Listed records »
·····
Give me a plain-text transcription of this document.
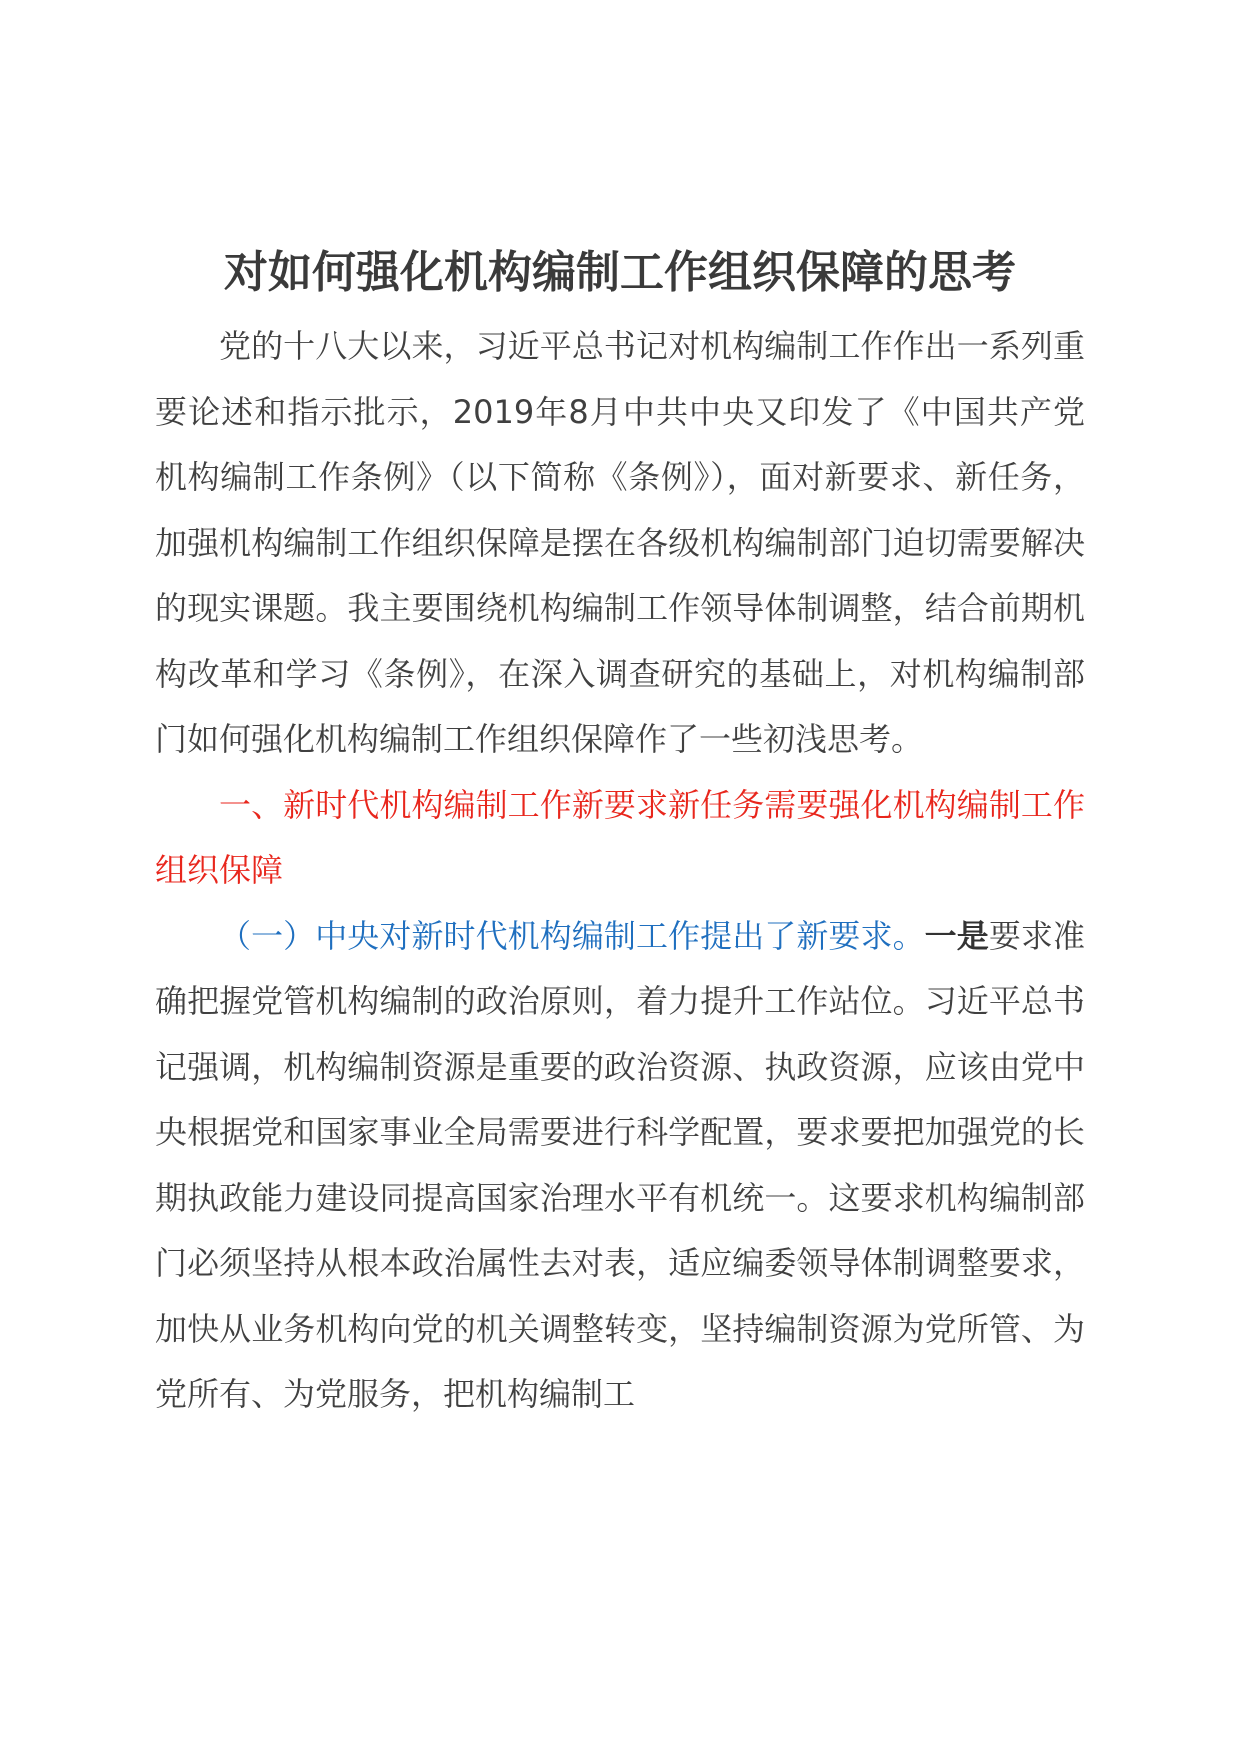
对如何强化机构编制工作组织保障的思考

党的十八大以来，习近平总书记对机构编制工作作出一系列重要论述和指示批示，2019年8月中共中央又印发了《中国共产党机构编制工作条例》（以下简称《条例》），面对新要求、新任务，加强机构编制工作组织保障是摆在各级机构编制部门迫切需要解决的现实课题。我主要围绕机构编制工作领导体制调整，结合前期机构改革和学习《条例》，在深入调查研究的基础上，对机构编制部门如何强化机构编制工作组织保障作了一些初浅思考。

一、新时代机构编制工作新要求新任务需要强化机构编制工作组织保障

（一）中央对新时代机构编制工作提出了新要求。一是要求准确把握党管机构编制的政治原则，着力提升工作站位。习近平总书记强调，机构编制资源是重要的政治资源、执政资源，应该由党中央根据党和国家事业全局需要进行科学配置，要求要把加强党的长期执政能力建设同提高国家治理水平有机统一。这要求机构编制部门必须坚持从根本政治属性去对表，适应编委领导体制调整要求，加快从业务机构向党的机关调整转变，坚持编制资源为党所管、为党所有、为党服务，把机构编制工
·····
Problem details » Can the entries above be repeated exactly, without their pictures?

Written solution »
Give me a plain-text transcription of this document.
对如何强化机构编制工作组织保障的思考

党的十八大以来，习近平总书记对机构编制工作作出一系列重要论述和指示批示，2019年8月中共中央又印发了《中国共产党机构编制工作条例》（以下简称《条例》），面对新要求、新任务，加强机构编制工作组织保障是摆在各级机构编制部门迫切需要解决的现实课题。我主要围绕机构编制工作领导体制调整，结合前期机构改革和学习《条例》，在深入调查研究的基础上，对机构编制部门如何强化机构编制工作组织保障作了一些初浅思考。

一、新时代机构编制工作新要求新任务需要强化机构编制工作组织保障

（一）中央对新时代机构编制工作提出了新要求。一是要求准确把握党管机构编制的政治原则，着力提升工作站位。习近平总书记强调，机构编制资源是重要的政治资源、执政资源，应该由党中央根据党和国家事业全局需要进行科学配置，要求要把加强党的长期执政能力建设同提高国家治理水平有机统一。这要求机构编制部门必须坚持从根本政治属性去对表，适应编委领导体制调整要求，加快从业务机构向党的机关调整转变，坚持编制资源为党所管、为党所有、为党服务，把机构编制工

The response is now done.